-- DATA IN THIS EXERCISE start --

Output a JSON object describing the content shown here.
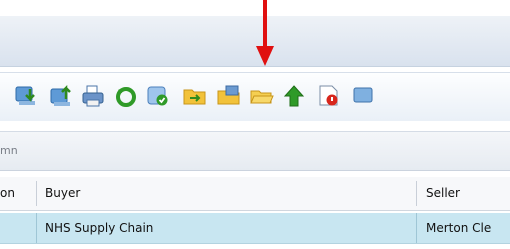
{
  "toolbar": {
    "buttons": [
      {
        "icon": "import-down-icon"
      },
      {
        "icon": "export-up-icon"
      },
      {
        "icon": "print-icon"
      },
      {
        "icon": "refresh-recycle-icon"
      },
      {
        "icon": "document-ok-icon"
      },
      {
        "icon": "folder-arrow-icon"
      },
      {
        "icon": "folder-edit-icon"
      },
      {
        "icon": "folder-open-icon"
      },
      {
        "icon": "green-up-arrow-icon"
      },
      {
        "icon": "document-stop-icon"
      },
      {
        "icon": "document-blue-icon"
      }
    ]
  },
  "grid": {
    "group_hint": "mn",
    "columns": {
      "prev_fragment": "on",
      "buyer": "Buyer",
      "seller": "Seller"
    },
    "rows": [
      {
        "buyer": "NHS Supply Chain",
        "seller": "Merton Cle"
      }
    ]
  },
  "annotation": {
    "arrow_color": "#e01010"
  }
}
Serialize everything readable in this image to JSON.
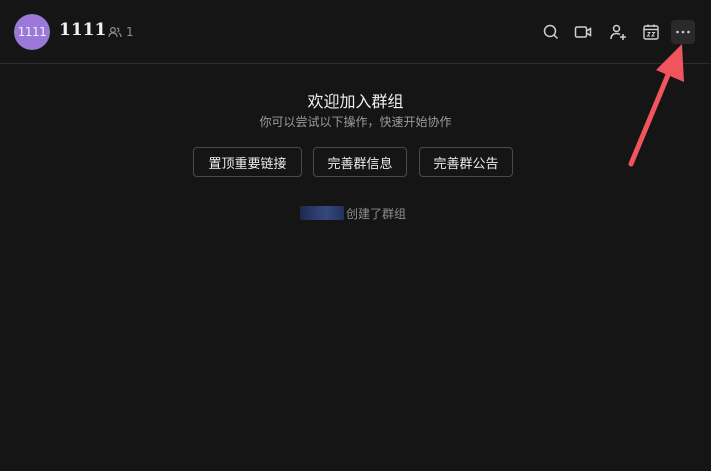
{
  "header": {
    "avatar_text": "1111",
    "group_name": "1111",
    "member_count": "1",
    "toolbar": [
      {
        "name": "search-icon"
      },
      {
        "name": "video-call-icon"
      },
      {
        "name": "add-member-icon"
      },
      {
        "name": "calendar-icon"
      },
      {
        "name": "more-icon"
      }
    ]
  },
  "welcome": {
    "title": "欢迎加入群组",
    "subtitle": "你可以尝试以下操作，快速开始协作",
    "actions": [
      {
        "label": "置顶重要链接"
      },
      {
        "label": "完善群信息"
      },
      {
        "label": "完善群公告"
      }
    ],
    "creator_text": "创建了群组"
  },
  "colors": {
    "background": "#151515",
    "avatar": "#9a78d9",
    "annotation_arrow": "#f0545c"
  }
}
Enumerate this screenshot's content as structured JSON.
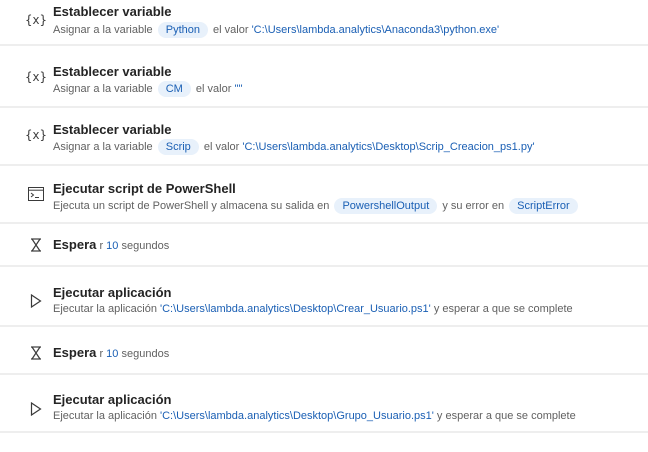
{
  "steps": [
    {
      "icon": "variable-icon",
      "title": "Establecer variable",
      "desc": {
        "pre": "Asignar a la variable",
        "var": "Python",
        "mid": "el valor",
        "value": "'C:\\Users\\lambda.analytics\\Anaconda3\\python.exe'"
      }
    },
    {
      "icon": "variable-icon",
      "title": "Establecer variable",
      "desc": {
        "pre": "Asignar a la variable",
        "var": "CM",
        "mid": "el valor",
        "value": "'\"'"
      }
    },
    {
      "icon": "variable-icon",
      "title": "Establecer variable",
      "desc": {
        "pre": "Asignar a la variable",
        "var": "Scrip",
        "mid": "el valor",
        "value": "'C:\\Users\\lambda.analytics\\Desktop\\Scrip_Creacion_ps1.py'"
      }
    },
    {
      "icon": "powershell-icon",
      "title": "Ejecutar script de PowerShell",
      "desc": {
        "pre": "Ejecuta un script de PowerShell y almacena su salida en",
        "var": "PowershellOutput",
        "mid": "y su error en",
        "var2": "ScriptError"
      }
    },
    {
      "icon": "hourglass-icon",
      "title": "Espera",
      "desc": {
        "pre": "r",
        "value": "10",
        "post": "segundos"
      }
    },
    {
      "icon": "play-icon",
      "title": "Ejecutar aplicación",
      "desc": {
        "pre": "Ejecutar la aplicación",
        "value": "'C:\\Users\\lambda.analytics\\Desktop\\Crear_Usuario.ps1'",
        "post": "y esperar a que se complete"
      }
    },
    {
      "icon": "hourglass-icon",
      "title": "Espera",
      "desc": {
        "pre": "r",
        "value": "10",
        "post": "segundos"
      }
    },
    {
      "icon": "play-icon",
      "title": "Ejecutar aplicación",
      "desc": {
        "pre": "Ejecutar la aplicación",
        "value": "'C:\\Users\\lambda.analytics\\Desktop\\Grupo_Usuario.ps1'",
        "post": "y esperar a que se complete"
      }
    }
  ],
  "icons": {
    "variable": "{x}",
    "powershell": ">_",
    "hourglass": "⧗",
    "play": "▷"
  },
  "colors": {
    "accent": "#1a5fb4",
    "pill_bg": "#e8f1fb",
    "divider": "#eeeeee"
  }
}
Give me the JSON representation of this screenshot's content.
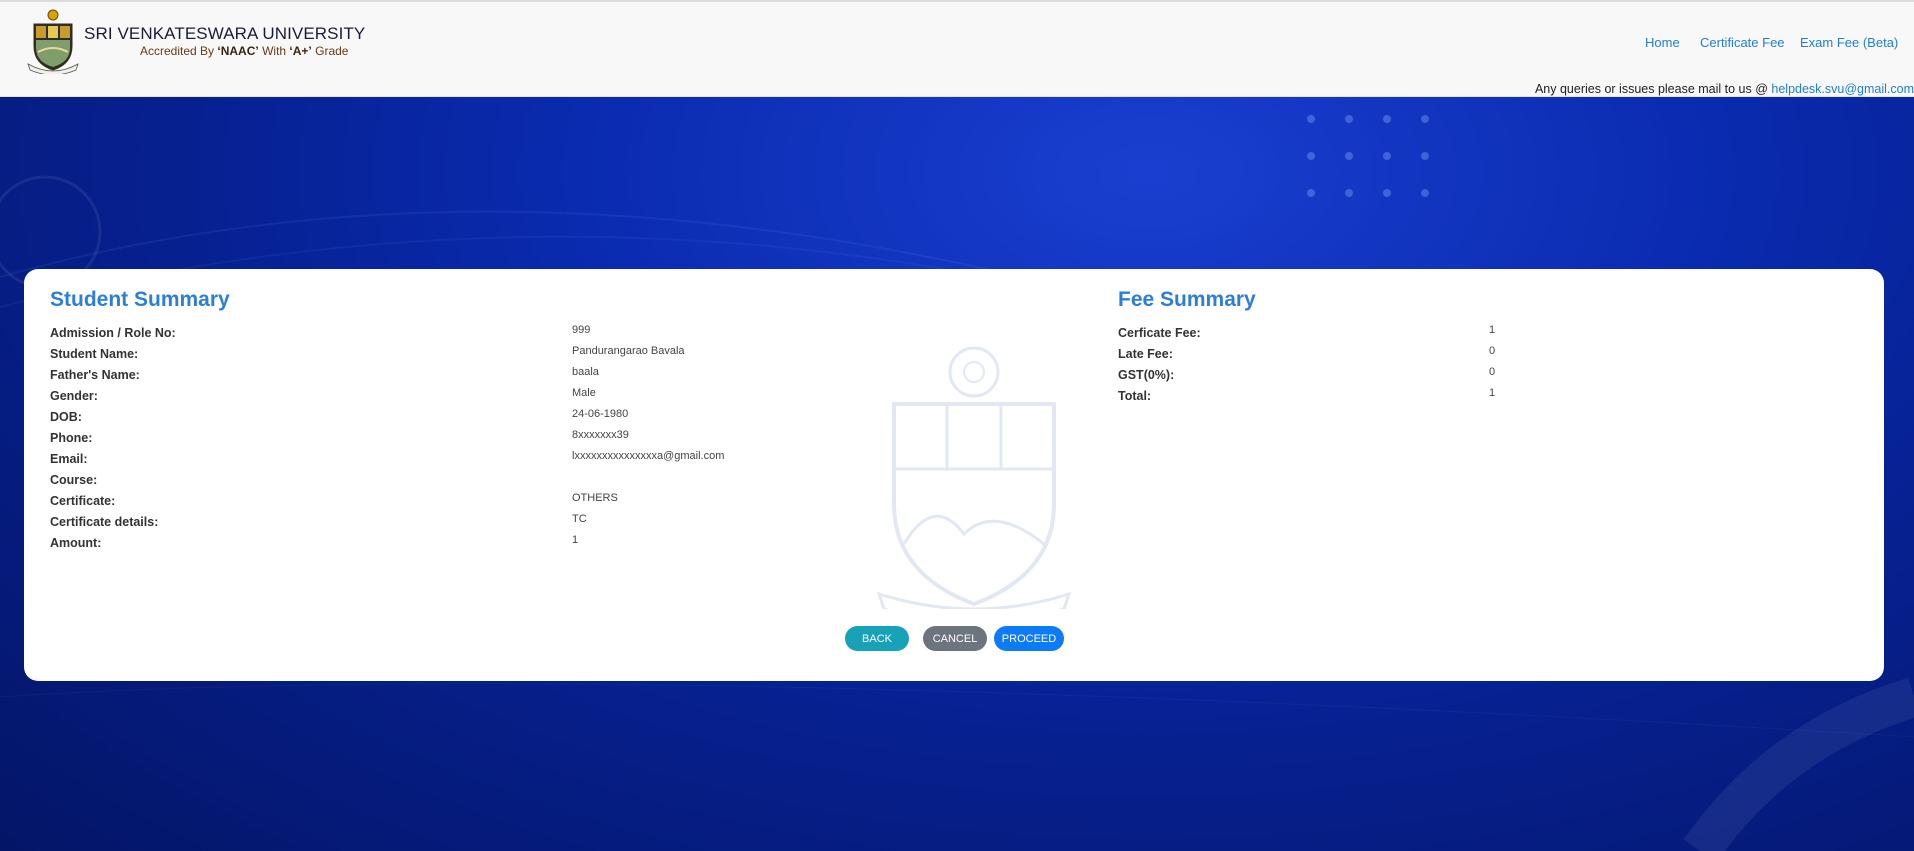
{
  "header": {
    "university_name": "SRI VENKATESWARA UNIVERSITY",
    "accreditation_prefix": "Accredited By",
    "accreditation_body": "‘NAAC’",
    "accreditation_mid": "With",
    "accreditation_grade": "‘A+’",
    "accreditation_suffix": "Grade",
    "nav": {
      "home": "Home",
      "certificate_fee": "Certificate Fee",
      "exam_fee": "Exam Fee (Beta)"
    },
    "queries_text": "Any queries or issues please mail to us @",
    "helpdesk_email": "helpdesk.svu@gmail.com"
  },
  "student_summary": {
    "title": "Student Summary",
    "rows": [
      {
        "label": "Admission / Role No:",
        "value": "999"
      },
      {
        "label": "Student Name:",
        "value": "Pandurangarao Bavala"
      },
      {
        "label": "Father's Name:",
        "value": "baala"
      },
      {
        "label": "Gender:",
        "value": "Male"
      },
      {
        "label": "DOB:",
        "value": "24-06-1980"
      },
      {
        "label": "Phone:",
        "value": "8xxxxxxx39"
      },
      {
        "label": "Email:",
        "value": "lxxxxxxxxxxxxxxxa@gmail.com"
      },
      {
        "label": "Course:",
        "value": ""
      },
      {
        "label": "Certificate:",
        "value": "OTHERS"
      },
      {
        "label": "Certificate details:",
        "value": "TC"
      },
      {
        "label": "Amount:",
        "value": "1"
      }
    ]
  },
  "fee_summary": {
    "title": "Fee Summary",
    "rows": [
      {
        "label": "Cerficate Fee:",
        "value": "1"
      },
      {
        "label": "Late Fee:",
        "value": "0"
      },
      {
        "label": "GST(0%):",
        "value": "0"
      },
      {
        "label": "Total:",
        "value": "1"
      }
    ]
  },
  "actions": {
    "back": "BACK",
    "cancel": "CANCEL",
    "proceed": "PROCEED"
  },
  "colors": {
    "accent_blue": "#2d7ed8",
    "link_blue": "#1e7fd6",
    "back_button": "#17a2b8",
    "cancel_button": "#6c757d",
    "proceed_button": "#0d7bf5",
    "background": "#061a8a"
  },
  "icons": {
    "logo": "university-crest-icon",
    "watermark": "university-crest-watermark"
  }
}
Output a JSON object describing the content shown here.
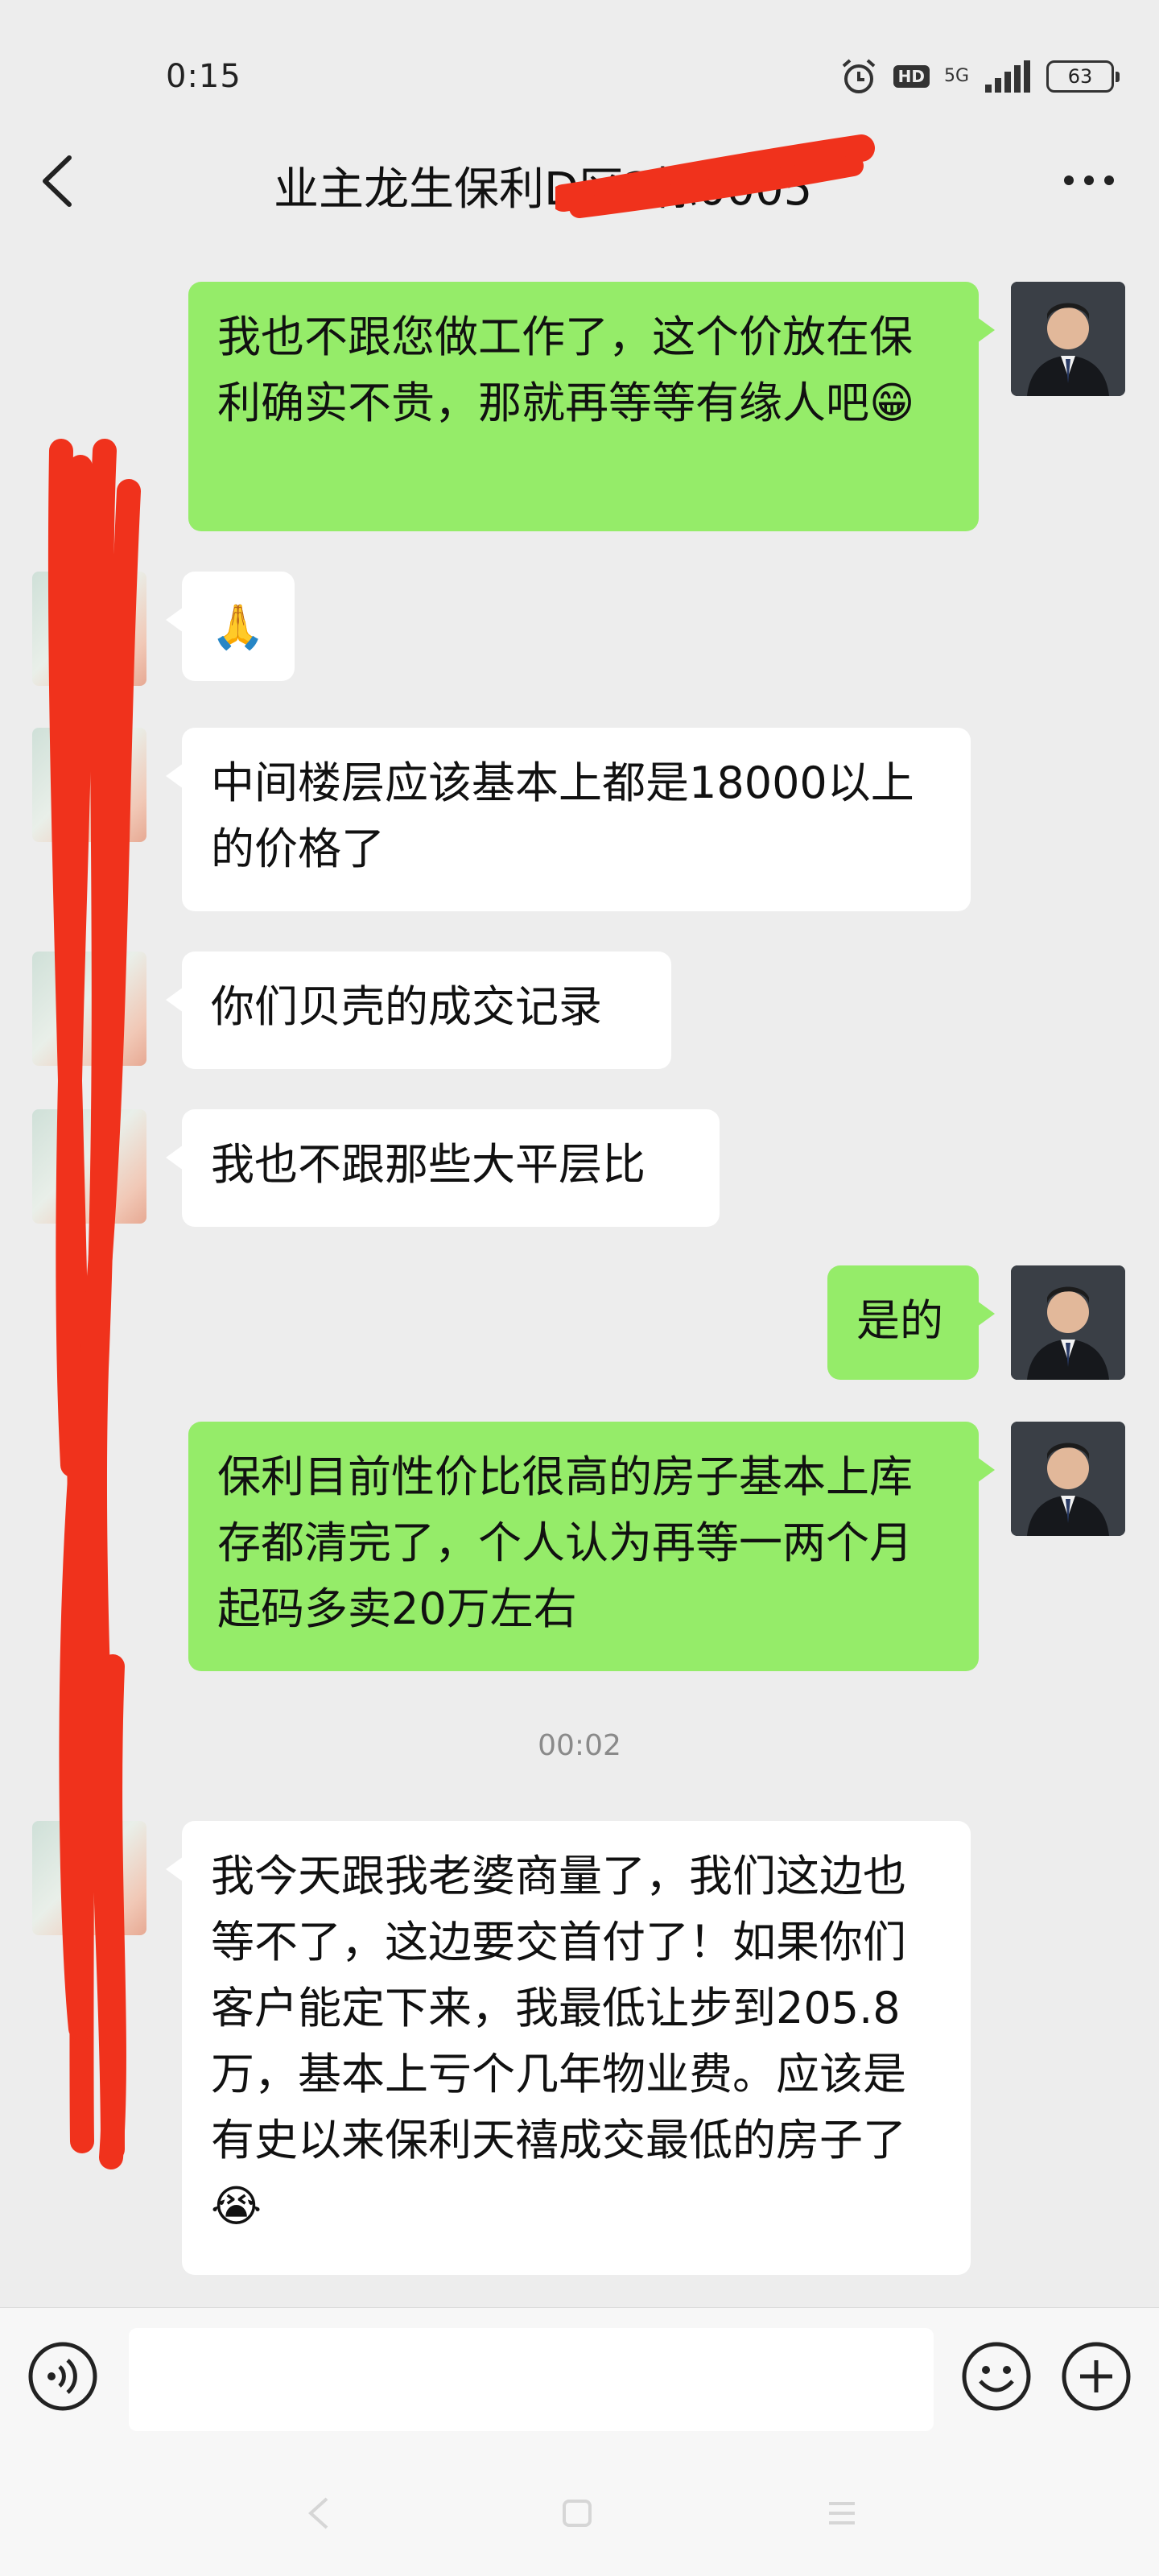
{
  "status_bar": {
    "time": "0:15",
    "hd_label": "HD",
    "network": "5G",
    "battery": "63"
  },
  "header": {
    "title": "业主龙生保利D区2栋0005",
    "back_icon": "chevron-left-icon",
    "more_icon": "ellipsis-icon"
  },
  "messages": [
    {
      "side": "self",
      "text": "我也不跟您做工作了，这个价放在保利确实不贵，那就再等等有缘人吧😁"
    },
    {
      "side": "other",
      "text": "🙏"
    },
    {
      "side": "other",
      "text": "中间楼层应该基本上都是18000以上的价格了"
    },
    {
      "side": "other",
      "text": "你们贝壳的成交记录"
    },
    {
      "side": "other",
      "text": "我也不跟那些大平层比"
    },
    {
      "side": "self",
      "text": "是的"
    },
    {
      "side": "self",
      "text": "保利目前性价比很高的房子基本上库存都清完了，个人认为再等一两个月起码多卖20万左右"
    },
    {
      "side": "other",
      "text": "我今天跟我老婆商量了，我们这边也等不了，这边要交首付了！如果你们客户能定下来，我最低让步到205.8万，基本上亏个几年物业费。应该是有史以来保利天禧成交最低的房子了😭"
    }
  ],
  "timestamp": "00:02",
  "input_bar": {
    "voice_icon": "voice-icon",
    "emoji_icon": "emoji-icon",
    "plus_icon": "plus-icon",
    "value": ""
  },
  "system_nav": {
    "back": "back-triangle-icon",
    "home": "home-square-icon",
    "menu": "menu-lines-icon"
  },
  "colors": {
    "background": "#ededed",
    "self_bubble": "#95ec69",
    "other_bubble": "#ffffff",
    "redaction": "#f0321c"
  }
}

-- DATA IN THIS EXERCISE end --

## GIVEN INSTRUCTION
From the listing above, copy every line that includes the word "background".

## FULL OUTPUT
    "background": "#151515",
    "background": "#061a8a"
    "background": "#ededed",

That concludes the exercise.